• Required task
All lines featuring the string "diye" are to be listed.

• Information shown

* START *

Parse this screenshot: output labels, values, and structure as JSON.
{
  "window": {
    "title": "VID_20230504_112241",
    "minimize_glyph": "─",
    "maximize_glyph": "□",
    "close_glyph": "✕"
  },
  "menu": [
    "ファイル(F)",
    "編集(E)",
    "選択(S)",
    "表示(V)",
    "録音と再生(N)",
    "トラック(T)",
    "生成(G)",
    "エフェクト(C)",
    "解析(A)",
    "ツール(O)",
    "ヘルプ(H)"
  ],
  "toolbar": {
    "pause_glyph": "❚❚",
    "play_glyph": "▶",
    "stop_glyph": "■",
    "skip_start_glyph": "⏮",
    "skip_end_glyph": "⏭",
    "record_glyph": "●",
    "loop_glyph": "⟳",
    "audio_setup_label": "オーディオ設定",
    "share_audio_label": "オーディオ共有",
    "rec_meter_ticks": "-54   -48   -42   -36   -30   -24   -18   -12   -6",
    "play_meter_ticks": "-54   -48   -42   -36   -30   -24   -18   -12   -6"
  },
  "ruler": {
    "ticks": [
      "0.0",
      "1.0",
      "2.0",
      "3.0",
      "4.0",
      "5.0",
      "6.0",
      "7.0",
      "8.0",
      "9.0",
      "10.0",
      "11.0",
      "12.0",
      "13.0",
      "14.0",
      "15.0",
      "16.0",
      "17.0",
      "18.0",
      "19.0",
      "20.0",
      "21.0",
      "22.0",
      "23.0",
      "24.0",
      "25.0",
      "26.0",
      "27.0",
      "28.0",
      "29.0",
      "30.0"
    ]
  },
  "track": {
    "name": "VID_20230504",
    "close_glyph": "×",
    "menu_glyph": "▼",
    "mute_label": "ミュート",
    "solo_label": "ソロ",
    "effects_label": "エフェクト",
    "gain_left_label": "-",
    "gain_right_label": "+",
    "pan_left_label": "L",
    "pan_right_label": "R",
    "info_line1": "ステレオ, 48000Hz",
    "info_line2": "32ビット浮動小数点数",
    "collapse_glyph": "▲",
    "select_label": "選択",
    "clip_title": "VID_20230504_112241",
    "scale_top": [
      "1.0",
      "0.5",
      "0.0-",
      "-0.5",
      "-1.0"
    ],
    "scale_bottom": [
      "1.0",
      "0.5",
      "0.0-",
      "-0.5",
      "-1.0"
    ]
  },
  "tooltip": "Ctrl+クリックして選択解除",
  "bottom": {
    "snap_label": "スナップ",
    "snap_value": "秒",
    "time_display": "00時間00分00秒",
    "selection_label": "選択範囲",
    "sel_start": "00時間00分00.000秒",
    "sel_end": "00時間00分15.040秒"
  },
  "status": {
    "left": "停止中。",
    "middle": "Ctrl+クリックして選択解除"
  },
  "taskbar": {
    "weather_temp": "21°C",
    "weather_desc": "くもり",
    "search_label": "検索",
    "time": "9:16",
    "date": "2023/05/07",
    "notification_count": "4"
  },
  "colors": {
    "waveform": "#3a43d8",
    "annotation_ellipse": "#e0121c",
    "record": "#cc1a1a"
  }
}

* END *
* START *

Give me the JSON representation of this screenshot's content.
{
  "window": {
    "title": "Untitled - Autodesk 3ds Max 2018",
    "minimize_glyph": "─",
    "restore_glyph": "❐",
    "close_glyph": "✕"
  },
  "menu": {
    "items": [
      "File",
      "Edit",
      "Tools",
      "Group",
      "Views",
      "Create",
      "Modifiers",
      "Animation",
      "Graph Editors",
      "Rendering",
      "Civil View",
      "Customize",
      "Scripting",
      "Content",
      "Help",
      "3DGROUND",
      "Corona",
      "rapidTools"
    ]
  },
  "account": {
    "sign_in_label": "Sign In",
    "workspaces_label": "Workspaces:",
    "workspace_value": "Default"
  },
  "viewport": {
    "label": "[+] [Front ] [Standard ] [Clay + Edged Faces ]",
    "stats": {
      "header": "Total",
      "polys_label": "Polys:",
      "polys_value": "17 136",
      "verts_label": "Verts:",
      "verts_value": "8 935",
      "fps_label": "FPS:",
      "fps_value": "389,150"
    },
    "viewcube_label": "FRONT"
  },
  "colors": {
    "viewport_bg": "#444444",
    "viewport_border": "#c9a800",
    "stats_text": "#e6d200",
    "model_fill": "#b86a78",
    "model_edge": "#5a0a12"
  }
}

* END *
* START *

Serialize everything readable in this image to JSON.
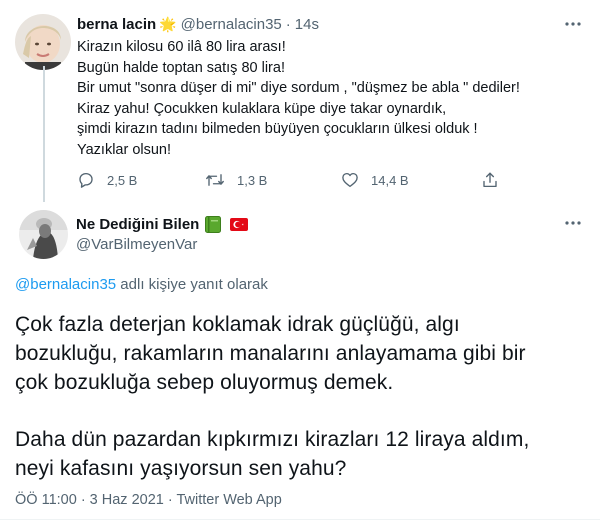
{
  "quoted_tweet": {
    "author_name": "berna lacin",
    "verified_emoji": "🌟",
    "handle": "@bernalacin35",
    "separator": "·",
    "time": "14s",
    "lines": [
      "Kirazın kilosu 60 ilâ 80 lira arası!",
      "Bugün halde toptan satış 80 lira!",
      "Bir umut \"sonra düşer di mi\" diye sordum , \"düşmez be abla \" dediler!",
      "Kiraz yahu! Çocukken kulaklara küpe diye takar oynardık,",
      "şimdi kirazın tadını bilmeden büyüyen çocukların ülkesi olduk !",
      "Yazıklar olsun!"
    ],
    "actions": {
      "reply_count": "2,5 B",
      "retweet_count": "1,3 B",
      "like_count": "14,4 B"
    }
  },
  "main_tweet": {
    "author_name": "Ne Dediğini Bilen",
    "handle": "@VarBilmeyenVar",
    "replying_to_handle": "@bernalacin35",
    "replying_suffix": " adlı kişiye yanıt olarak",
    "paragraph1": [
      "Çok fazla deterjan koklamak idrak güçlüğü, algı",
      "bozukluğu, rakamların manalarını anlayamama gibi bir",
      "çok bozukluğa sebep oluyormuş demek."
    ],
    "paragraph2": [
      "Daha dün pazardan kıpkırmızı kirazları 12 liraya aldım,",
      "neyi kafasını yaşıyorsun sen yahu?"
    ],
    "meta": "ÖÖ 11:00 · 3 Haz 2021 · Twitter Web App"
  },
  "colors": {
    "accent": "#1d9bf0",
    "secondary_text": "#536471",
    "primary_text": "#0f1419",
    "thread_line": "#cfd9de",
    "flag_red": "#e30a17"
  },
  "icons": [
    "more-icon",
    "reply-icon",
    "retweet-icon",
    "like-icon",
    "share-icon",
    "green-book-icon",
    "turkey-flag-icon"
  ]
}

* END *

• Solution for this problem
      "Bir umut \"sonra düşer di mi\" diye sordum , \"düşmez be abla \" dediler!",
      "Kiraz yahu! Çocukken kulaklara küpe diye takar oynardık,",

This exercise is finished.